::: Records supplied

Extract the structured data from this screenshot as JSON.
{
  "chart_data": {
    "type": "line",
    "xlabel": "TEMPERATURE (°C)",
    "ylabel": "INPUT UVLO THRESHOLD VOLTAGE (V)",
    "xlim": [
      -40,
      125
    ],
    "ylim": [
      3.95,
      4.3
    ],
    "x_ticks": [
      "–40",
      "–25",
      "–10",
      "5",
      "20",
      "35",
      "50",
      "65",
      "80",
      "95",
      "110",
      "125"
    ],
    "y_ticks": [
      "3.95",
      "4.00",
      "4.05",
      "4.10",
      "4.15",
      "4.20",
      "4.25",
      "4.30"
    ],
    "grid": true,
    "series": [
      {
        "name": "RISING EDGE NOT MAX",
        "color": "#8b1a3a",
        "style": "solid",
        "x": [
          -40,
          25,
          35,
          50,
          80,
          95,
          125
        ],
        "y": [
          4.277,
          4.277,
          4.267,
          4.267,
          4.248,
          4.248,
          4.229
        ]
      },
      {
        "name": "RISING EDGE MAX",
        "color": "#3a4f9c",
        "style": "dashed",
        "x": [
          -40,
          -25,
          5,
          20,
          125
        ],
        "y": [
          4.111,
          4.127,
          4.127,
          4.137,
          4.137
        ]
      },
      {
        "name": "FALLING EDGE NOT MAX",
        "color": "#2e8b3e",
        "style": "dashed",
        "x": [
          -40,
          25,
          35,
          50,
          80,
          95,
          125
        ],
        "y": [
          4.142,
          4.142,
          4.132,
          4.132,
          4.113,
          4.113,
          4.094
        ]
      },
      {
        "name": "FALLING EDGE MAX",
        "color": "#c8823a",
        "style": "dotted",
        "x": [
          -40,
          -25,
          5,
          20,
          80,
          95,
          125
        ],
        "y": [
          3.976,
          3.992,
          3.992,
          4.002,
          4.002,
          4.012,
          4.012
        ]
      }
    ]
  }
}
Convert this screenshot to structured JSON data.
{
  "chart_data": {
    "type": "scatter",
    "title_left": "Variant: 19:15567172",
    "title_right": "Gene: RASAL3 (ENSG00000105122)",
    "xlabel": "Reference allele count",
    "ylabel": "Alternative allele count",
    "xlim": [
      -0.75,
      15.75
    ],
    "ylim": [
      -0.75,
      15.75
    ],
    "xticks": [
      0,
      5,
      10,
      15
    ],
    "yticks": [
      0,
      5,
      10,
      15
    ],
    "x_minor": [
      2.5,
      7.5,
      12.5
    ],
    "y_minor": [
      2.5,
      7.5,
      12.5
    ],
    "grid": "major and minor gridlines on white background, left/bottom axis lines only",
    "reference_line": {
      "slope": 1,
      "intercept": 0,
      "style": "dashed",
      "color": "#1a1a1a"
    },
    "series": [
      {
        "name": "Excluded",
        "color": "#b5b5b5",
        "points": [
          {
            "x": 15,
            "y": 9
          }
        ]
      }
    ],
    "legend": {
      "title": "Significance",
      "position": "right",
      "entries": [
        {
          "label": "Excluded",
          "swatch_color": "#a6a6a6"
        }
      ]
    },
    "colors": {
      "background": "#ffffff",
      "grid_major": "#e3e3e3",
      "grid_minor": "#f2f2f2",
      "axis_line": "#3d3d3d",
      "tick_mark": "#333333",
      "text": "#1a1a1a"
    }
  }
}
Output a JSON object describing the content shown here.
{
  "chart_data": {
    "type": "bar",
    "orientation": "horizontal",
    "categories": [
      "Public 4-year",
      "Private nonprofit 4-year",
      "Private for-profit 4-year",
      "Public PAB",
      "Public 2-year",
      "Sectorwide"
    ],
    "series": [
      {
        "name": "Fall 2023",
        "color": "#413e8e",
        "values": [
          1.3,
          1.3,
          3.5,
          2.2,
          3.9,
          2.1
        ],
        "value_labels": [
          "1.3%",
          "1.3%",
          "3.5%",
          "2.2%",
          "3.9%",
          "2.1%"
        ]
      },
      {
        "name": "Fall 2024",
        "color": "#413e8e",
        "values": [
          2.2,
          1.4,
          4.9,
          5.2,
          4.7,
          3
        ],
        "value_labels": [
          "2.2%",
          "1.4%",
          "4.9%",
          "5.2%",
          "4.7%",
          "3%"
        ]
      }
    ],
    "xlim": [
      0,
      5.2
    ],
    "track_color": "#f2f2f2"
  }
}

::::::

Written request: Reproduce all of the material above word for word.

Solution:
Extract the structured data from this screenshot as JSON.
{
  "chart_data": {
    "type": "line",
    "xlabel": "TEMPERATURE (°C)",
    "ylabel": "INPUT UVLO THRESHOLD VOLTAGE (V)",
    "xlim": [
      -40,
      125
    ],
    "ylim": [
      3.95,
      4.3
    ],
    "x_ticks": [
      "–40",
      "–25",
      "–10",
      "5",
      "20",
      "35",
      "50",
      "65",
      "80",
      "95",
      "110",
      "125"
    ],
    "y_ticks": [
      "3.95",
      "4.00",
      "4.05",
      "4.10",
      "4.15",
      "4.20",
      "4.25",
      "4.30"
    ],
    "grid": true,
    "series": [
      {
        "name": "RISING EDGE NOT MAX",
        "color": "#8b1a3a",
        "style": "solid",
        "x": [
          -40,
          25,
          35,
          50,
          80,
          95,
          125
        ],
        "y": [
          4.277,
          4.277,
          4.267,
          4.267,
          4.248,
          4.248,
          4.229
        ]
      },
      {
        "name": "RISING EDGE MAX",
        "color": "#3a4f9c",
        "style": "dashed",
        "x": [
          -40,
          -25,
          5,
          20,
          125
        ],
        "y": [
          4.111,
          4.127,
          4.127,
          4.137,
          4.137
        ]
      },
      {
        "name": "FALLING EDGE NOT MAX",
        "color": "#2e8b3e",
        "style": "dashed",
        "x": [
          -40,
          25,
          35,
          50,
          80,
          95,
          125
        ],
        "y": [
          4.142,
          4.142,
          4.132,
          4.132,
          4.113,
          4.113,
          4.094
        ]
      },
      {
        "name": "FALLING EDGE MAX",
        "color": "#c8823a",
        "style": "dotted",
        "x": [
          -40,
          -25,
          5,
          20,
          80,
          95,
          125
        ],
        "y": [
          3.976,
          3.992,
          3.992,
          4.002,
          4.002,
          4.012,
          4.012
        ]
      }
    ]
  }
}
Convert this screenshot to structured JSON data.
{
  "chart_data": {
    "type": "scatter",
    "title_left": "Variant: 19:15567172",
    "title_right": "Gene: RASAL3 (ENSG00000105122)",
    "xlabel": "Reference allele count",
    "ylabel": "Alternative allele count",
    "xlim": [
      -0.75,
      15.75
    ],
    "ylim": [
      -0.75,
      15.75
    ],
    "xticks": [
      0,
      5,
      10,
      15
    ],
    "yticks": [
      0,
      5,
      10,
      15
    ],
    "x_minor": [
      2.5,
      7.5,
      12.5
    ],
    "y_minor": [
      2.5,
      7.5,
      12.5
    ],
    "grid": "major and minor gridlines on white background, left/bottom axis lines only",
    "reference_line": {
      "slope": 1,
      "intercept": 0,
      "style": "dashed",
      "color": "#1a1a1a"
    },
    "series": [
      {
        "name": "Excluded",
        "color": "#b5b5b5",
        "points": [
          {
            "x": 15,
            "y": 9
          }
        ]
      }
    ],
    "legend": {
      "title": "Significance",
      "position": "right",
      "entries": [
        {
          "label": "Excluded",
          "swatch_color": "#a6a6a6"
        }
      ]
    },
    "colors": {
      "background": "#ffffff",
      "grid_major": "#e3e3e3",
      "grid_minor": "#f2f2f2",
      "axis_line": "#3d3d3d",
      "tick_mark": "#333333",
      "text": "#1a1a1a"
    }
  }
}
Output a JSON object describing the content shown here.
{
  "chart_data": {
    "type": "bar",
    "orientation": "horizontal",
    "categories": [
      "Public 4-year",
      "Private nonprofit 4-year",
      "Private for-profit 4-year",
      "Public PAB",
      "Public 2-year",
      "Sectorwide"
    ],
    "series": [
      {
        "name": "Fall 2023",
        "color": "#413e8e",
        "values": [
          1.3,
          1.3,
          3.5,
          2.2,
          3.9,
          2.1
        ],
        "value_labels": [
          "1.3%",
          "1.3%",
          "3.5%",
          "2.2%",
          "3.9%",
          "2.1%"
        ]
      },
      {
        "name": "Fall 2024",
        "color": "#413e8e",
        "values": [
          2.2,
          1.4,
          4.9,
          5.2,
          4.7,
          3
        ],
        "value_labels": [
          "2.2%",
          "1.4%",
          "4.9%",
          "5.2%",
          "4.7%",
          "3%"
        ]
      }
    ],
    "xlim": [
      0,
      5.2
    ],
    "track_color": "#f2f2f2"
  }
}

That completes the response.